Written exercise - Quote every line below exactly as it reads.

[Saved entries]

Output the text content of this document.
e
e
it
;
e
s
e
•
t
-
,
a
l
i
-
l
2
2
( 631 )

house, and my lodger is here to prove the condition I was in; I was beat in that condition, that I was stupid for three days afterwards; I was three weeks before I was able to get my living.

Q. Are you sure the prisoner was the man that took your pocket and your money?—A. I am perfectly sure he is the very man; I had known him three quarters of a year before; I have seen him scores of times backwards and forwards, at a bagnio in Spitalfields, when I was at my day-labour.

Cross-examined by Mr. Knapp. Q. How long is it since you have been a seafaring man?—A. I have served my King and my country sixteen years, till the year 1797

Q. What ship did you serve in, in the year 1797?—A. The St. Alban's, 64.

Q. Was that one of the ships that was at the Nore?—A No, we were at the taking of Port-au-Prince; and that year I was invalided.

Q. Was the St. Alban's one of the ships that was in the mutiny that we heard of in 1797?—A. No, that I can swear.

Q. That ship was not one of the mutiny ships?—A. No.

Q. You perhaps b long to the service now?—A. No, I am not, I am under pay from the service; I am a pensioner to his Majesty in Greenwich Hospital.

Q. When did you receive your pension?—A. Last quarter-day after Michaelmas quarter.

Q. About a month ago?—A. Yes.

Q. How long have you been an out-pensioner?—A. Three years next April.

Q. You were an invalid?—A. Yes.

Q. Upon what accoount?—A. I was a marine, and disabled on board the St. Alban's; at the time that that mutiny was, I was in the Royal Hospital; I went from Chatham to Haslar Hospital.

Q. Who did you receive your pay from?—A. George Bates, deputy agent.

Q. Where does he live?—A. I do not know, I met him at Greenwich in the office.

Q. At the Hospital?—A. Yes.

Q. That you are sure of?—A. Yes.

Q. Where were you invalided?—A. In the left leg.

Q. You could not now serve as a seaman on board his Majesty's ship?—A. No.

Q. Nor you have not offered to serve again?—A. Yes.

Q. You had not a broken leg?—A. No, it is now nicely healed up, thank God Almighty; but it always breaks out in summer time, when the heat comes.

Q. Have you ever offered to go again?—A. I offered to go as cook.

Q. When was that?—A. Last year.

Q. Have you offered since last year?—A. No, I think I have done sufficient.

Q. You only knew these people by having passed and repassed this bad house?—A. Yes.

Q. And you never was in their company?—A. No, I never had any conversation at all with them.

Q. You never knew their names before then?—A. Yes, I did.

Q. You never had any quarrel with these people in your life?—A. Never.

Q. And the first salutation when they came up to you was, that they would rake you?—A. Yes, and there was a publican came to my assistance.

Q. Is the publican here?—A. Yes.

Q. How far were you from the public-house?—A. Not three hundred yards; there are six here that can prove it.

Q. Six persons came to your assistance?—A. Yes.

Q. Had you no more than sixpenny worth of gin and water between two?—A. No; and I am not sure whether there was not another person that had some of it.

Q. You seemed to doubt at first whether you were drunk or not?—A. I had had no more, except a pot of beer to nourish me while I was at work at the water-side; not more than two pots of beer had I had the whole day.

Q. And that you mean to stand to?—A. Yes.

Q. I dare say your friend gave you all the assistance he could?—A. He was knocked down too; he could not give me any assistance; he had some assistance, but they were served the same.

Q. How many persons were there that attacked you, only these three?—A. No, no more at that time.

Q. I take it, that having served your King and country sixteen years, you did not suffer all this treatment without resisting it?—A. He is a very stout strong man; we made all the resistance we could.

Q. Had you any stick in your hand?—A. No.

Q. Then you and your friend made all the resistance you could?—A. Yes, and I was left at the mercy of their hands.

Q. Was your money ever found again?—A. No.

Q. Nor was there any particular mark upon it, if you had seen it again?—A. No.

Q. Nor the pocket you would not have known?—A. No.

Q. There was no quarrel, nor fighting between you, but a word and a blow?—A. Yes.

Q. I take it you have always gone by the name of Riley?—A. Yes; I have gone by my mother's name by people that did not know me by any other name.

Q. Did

The answer -
Output the text content of this document.
e
e
it
;
e
s
e
•
t
-
,
a
l
i
-
l
2
2
( 631 )

house, and my lodger is here to prove the condition I was in; I was beat in that condition, that I was stupid for three days afterwards; I was three weeks before I was able to get my living.

Q. Are you sure the prisoner was the man that took your pocket and your money?—A. I am perfectly sure he is the very man; I had known him three quarters of a year before; I have seen him scores of times backwards and forwards, at a bagnio in Spitalfields, when I was at my day-labour.

Cross-examined by Mr. Knapp. Q. How long is it since you have been a seafaring man?—A. I have served my King and my country sixteen years, till the year 1797

Q. What ship did you serve in, in the year 1797?—A. The St. Alban's, 64.

Q. Was that one of the ships that was at the Nore?—A No, we were at the taking of Port-au-Prince; and that year I was invalided.

Q. Was the St. Alban's one of the ships that was in the mutiny that we heard of in 1797?—A. No, that I can swear.

Q. That ship was not one of the mutiny ships?—A. No.

Q. You perhaps b long to the service now?—A. No, I am not, I am under pay from the service; I am a pensioner to his Majesty in Greenwich Hospital.

Q. When did you receive your pension?—A. Last quarter-day after Michaelmas quarter.

Q. About a month ago?—A. Yes.

Q. How long have you been an out-pensioner?—A. Three years next April.

Q. You were an invalid?—A. Yes.

Q. Upon what accoount?—A. I was a marine, and disabled on board the St. Alban's; at the time that that mutiny was, I was in the Royal Hospital; I went from Chatham to Haslar Hospital.

Q. Who did you receive your pay from?—A. George Bates, deputy agent.

Q. Where does he live?—A. I do not know, I met him at Greenwich in the office.

Q. At the Hospital?—A. Yes.

Q. That you are sure of?—A. Yes.

Q. Where were you invalided?—A. In the left leg.

Q. You could not now serve as a seaman on board his Majesty's ship?—A. No.

Q. Nor you have not offered to serve again?—A. Yes.

Q. You had not a broken leg?—A. No, it is now nicely healed up, thank God Almighty; but it always breaks out in summer time, when the heat comes.

Q. Have you ever offered to go again?—A. I offered to go as cook.

Q. When was that?—A. Last year.

Q. Have you offered since last year?—A. No, I think I have done sufficient.

Q. You only knew these people by having passed and repassed this bad house?—A. Yes.

Q. And you never was in their company?—A. No, I never had any conversation at all with them.

Q. You never knew their names before then?—A. Yes, I did.

Q. You never had any quarrel with these people in your life?—A. Never.

Q. And the first salutation when they came up to you was, that they would rake you?—A. Yes, and there was a publican came to my assistance.

Q. Is the publican here?—A. Yes.

Q. How far were you from the public-house?—A. Not three hundred yards; there are six here that can prove it.

Q. Six persons came to your assistance?—A. Yes.

Q. Had you no more than sixpenny worth of gin and water between two?—A. No; and I am not sure whether there was not another person that had some of it.

Q. You seemed to doubt at first whether you were drunk or not?—A. I had had no more, except a pot of beer to nourish me while I was at work at the water-side; not more than two pots of beer had I had the whole day.

Q. And that you mean to stand to?—A. Yes.

Q. I dare say your friend gave you all the assistance he could?—A. He was knocked down too; he could not give me any assistance; he had some assistance, but they were served the same.

Q. How many persons were there that attacked you, only these three?—A. No, no more at that time.

Q. I take it, that having served your King and country sixteen years, you did not suffer all this treatment without resisting it?—A. He is a very stout strong man; we made all the resistance we could.

Q. Had you any stick in your hand?—A. No.

Q. Then you and your friend made all the resistance you could?—A. Yes, and I was left at the mercy of their hands.

Q. Was your money ever found again?—A. No.

Q. Nor was there any particular mark upon it, if you had seen it again?—A. No.

Q. Nor the pocket you would not have known?—A. No.

Q. There was no quarrel, nor fighting between you, but a word and a blow?—A. Yes.

Q. I take it you have always gone by the name of Riley?—A. Yes; I have gone by my mother's name by people that did not know me by any other name.

Q. Did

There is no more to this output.